Excerpted text:
The hidden costs of ‘free’ in fiscal policy

While freebies might provide immediate relief or popularity for current leaders, they undermine the ability to fund programmes that build capabilities and provide long-term societal benefits

By Aditya Sinha

Expansionary fiscal policy that emphasises on “freebies” can pose substantial risks to macroeconomic stability over the long term. Such policies typically involve significant government spending on free or heavily subsidised goods and services to the public, which can lead to higher budget deficits and an increase in national debt. Over time, this fiscal approach can generate inflationary pressures as the economy overheats from boosted consumer demand without a corresponding increase in productive capacity.

Moreover, these short-term benefits often come at the expense of more sustainable social policies. By allocating a large portion of public funds to immediate, non-productive subsidies, governments may need more resources to invest in critical areas such as education, healthcare, and infrastructure. These sectors are essential for empowering individuals and enhancing long-term economic productivity and social welfare. Consequently, while freebies might provide immediate relief or popularity for current leaders, they undermine the ability to fund programmes that build capabilities and provide long-term societal benefits.

Required actions:
- A) Extract the passage of the article on freebies in fiscal policy from "By Aditya Sinha" to "in productive capacity.".
- B) Summarize the article on freebies in fiscal policy in two sentences.

Given data:
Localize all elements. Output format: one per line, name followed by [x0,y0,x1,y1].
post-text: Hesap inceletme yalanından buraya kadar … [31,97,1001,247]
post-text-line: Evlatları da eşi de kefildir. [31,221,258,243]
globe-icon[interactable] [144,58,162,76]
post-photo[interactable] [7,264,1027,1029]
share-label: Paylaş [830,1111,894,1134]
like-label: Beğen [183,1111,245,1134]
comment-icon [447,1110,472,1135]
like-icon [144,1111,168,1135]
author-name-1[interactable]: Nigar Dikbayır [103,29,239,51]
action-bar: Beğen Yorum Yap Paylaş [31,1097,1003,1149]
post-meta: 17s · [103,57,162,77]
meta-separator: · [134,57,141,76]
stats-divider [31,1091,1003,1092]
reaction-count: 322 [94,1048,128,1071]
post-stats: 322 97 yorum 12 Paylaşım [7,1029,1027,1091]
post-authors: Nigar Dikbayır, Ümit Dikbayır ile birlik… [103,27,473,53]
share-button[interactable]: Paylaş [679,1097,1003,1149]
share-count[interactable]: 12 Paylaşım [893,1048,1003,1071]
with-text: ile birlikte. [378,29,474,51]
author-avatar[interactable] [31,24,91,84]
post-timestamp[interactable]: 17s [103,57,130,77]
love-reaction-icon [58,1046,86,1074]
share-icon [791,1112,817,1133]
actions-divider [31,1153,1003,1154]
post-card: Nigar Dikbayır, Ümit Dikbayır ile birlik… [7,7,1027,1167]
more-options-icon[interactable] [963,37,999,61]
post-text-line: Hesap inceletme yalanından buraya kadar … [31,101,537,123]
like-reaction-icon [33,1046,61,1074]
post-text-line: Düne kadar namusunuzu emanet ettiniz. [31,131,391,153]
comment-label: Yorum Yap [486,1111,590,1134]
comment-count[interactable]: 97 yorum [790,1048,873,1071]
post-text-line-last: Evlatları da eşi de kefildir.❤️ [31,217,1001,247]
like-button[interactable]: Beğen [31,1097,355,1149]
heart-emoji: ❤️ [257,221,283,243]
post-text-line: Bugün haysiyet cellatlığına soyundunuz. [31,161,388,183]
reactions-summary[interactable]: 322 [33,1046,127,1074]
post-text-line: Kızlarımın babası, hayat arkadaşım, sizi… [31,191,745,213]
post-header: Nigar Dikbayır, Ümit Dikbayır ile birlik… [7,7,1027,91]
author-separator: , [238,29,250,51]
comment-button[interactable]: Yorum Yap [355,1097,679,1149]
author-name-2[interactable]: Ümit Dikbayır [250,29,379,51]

Final answers:
- A)
By Aditya Sinha

Expansionary fiscal policy that emphasises on “freebies” can pose substantial risks to macroeconomic stability over the long term. Such policies typically involve significant government spending on free or heavily subsidised goods and services to the public, which can lead to higher budget deficits and an increase in national debt. Over time, this fiscal approach can generate inflationary pressures as the economy overheats from boosted consumer demand without a corresponding increase in productive capacity.

- B) Fiscal policy centered on freebies can raise budget deficits and national debt and can cause inflation when consumer demand grows without a matching rise in productive capacity. These short-term benefits often come at the expense of more sustainable social policies, and although freebies may bring current leaders immediate relief or popularity, they undermine the ability to fund programs that build capabilities and provide long-term societal benefits.